● **Task**:
State how many lines in the listing below hold "text", with no other words.

(Listed entries begins)

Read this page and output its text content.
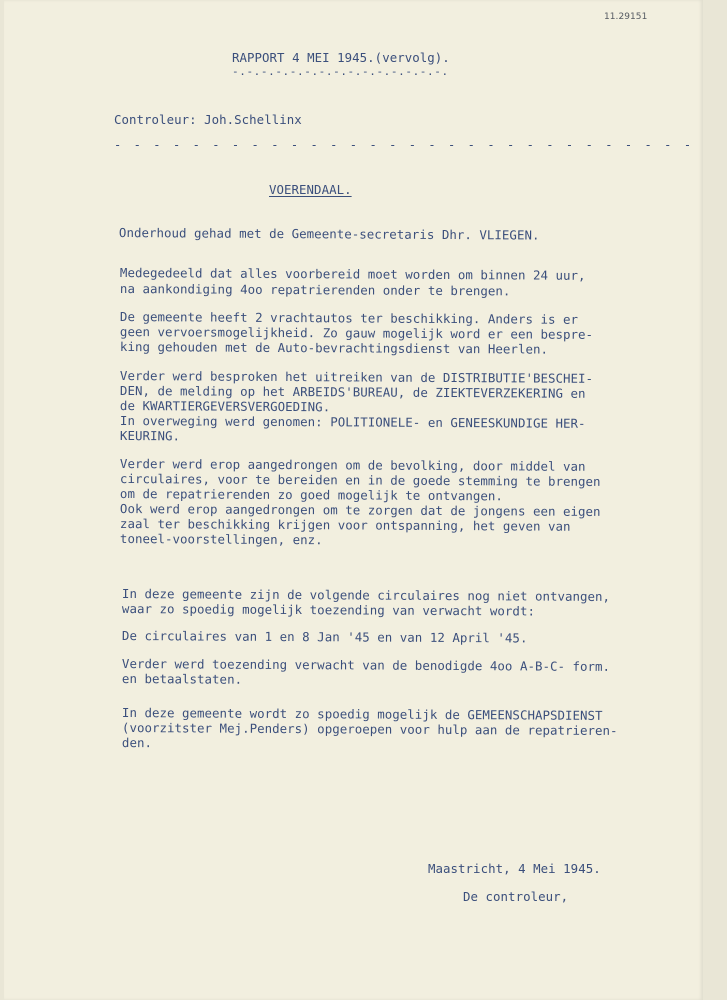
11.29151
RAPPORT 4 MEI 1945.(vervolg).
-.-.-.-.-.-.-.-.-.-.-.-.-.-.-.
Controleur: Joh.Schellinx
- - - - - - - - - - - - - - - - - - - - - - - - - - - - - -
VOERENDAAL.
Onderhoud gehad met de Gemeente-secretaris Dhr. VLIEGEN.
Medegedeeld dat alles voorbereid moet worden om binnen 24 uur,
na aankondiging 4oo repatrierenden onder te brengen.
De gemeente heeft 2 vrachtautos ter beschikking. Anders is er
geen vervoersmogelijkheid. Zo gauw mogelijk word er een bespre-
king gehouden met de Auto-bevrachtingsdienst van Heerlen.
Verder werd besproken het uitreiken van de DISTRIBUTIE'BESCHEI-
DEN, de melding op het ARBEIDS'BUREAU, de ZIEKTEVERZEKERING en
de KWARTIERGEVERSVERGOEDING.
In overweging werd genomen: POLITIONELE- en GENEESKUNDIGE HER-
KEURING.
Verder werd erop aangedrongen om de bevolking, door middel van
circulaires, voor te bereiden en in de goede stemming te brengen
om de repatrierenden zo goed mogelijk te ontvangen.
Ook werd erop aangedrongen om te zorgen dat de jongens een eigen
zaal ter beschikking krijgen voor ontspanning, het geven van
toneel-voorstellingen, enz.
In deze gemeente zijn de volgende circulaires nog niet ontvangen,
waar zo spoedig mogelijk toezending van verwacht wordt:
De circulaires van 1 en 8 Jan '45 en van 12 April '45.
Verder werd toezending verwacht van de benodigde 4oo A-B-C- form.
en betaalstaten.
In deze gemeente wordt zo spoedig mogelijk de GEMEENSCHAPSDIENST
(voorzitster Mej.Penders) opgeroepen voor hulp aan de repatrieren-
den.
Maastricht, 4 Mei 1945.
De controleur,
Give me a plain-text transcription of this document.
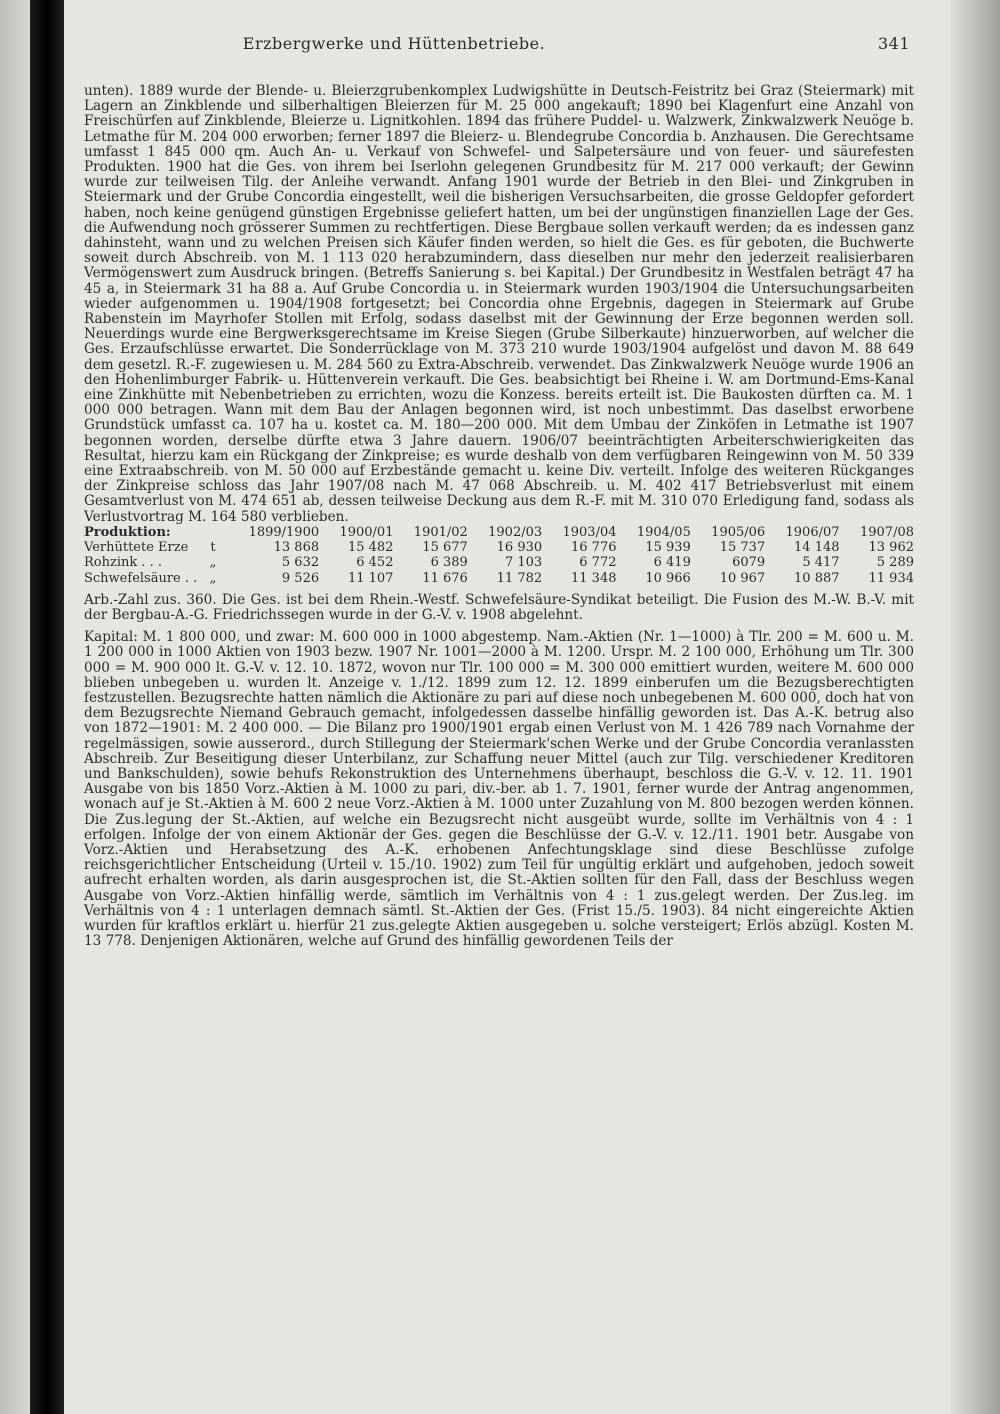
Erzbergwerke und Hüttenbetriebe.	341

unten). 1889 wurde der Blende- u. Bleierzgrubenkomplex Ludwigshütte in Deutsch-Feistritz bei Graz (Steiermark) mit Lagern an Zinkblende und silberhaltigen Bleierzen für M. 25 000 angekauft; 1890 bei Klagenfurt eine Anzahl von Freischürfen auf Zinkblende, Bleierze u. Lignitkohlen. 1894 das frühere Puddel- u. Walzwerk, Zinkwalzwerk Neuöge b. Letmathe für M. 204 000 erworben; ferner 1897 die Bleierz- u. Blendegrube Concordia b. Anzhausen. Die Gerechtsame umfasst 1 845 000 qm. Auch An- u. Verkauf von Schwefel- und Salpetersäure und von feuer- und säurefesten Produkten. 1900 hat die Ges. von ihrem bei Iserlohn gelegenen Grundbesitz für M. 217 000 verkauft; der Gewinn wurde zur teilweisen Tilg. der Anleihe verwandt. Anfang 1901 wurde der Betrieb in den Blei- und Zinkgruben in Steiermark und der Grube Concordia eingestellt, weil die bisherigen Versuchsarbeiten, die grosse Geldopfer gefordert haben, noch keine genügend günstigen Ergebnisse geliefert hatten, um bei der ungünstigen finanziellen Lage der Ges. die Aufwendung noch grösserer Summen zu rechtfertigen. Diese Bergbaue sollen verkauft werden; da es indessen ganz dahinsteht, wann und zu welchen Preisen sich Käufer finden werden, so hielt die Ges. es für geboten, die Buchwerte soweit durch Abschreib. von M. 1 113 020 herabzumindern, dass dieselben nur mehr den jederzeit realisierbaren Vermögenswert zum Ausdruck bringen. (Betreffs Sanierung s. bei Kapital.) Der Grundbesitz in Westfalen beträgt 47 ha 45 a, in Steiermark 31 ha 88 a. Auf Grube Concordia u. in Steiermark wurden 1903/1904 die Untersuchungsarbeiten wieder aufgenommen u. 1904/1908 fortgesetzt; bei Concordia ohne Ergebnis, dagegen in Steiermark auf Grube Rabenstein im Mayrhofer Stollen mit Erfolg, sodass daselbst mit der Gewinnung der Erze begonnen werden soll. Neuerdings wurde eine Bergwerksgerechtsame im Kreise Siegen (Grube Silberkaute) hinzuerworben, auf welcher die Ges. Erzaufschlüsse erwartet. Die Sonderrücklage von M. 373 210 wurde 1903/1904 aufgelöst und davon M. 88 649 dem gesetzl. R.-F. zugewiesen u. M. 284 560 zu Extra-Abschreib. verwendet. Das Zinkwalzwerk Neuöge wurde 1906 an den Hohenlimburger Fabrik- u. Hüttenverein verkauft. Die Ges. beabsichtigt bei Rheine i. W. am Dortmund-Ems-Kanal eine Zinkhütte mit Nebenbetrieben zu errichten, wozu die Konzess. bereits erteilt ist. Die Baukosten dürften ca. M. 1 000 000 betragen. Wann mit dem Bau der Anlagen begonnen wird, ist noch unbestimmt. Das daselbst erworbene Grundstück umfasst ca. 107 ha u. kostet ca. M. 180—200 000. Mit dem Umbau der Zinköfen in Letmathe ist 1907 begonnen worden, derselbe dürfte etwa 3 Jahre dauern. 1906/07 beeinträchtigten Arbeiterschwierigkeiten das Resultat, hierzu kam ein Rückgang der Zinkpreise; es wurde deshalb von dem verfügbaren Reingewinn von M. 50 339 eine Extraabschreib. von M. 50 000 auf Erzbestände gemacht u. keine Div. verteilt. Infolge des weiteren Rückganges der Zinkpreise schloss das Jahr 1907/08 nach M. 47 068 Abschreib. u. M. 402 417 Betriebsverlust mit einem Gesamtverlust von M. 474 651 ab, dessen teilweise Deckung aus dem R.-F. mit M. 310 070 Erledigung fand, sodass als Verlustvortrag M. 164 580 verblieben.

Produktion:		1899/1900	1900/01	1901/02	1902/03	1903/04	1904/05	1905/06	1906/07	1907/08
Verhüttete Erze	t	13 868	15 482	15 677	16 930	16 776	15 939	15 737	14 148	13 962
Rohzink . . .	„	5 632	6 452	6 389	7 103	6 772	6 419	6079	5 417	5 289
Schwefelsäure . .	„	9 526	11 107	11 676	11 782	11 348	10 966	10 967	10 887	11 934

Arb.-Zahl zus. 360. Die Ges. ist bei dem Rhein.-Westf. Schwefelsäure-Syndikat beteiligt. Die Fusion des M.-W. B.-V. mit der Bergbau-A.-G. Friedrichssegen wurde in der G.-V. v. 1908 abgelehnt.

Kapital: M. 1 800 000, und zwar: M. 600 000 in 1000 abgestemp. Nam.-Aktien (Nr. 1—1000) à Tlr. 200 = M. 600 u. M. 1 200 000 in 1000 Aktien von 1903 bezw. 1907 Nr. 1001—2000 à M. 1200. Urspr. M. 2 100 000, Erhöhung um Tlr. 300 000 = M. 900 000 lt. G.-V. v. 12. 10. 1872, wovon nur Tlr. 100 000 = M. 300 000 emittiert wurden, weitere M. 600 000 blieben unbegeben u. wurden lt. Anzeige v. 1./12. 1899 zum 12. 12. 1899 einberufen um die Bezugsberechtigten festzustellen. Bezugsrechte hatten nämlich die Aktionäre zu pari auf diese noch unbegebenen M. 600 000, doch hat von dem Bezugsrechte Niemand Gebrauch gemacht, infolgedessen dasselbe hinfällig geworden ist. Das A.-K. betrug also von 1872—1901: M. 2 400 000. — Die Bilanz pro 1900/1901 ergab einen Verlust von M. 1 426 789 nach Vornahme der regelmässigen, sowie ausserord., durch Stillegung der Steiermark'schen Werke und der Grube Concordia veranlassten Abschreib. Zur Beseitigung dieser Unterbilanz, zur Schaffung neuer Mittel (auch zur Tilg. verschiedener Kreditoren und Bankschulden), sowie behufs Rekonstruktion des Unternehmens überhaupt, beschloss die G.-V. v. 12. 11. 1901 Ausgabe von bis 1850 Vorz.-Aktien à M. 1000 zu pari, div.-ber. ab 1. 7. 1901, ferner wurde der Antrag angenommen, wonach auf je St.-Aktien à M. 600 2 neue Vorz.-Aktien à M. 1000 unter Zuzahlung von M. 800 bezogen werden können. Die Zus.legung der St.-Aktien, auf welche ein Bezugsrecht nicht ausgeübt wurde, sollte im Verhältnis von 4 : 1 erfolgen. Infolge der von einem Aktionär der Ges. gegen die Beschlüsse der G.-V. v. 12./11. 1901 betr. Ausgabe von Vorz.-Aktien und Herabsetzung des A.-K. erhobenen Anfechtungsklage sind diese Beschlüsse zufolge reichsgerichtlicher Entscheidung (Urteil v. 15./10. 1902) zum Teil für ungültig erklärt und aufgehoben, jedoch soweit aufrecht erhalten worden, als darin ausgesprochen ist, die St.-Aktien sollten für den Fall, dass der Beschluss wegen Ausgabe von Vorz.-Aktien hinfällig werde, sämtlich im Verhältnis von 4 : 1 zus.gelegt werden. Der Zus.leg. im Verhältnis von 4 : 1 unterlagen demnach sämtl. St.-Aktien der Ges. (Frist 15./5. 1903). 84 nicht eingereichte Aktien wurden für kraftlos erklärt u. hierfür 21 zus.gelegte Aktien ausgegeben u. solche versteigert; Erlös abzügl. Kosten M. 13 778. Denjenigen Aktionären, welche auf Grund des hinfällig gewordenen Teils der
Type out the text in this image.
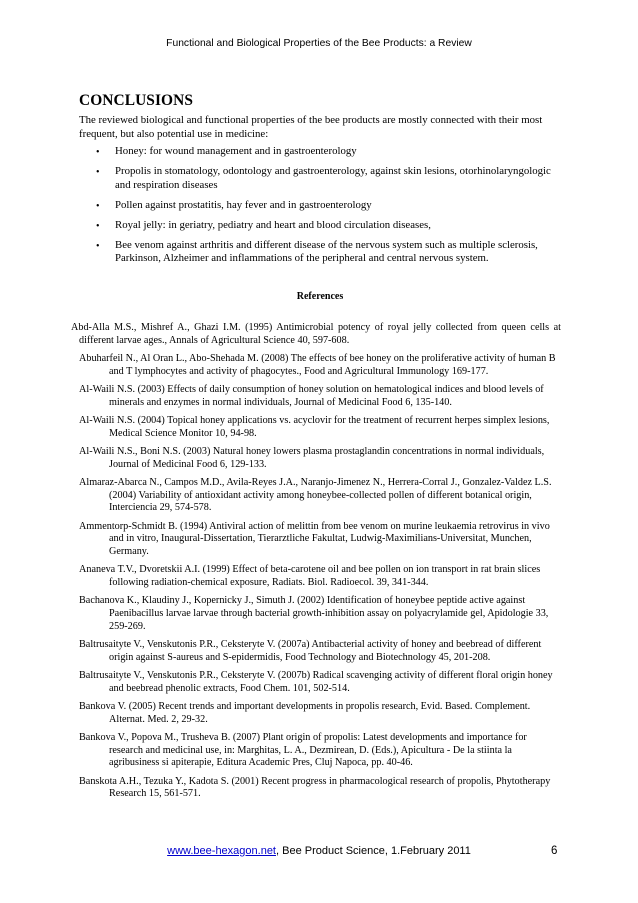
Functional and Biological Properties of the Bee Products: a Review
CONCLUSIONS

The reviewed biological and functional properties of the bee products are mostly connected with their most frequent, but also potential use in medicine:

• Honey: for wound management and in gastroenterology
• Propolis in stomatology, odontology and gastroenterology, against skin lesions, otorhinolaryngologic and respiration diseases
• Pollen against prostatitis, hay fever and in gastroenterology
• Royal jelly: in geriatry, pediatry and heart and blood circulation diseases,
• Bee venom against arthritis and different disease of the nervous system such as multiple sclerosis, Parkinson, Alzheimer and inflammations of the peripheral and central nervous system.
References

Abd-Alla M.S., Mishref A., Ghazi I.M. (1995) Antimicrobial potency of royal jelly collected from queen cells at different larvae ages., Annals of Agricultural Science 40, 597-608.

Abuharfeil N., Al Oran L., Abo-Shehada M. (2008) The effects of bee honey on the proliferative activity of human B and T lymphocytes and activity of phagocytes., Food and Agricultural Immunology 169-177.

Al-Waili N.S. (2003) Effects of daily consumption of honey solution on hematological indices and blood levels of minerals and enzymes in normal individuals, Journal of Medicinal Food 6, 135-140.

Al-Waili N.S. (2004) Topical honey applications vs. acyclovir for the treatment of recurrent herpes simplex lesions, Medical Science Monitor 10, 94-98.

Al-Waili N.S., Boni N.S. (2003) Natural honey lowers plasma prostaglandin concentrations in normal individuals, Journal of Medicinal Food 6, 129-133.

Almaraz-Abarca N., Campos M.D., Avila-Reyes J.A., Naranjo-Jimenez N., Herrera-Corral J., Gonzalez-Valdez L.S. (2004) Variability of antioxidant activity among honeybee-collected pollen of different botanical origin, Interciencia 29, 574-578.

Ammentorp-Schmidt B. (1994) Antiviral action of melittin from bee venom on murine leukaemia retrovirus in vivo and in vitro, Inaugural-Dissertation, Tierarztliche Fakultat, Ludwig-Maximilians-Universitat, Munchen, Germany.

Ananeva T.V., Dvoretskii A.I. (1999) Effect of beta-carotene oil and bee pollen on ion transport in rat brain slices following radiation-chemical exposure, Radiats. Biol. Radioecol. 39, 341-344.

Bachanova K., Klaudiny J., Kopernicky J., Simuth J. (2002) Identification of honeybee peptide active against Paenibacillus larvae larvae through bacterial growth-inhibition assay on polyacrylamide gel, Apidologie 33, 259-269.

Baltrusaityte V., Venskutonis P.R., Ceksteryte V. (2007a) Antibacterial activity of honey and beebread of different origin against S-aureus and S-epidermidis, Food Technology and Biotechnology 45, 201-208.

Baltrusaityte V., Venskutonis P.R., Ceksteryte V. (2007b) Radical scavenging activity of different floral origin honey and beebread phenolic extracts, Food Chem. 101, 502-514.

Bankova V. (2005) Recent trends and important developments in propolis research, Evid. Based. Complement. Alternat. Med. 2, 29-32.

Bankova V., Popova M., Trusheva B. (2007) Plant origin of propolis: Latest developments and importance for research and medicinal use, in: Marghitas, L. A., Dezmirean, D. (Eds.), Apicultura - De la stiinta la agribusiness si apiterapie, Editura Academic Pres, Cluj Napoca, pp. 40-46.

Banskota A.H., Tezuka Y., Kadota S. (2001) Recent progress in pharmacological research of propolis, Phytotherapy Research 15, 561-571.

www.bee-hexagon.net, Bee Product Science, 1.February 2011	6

(Listed entries ends)

● **Solution**:
3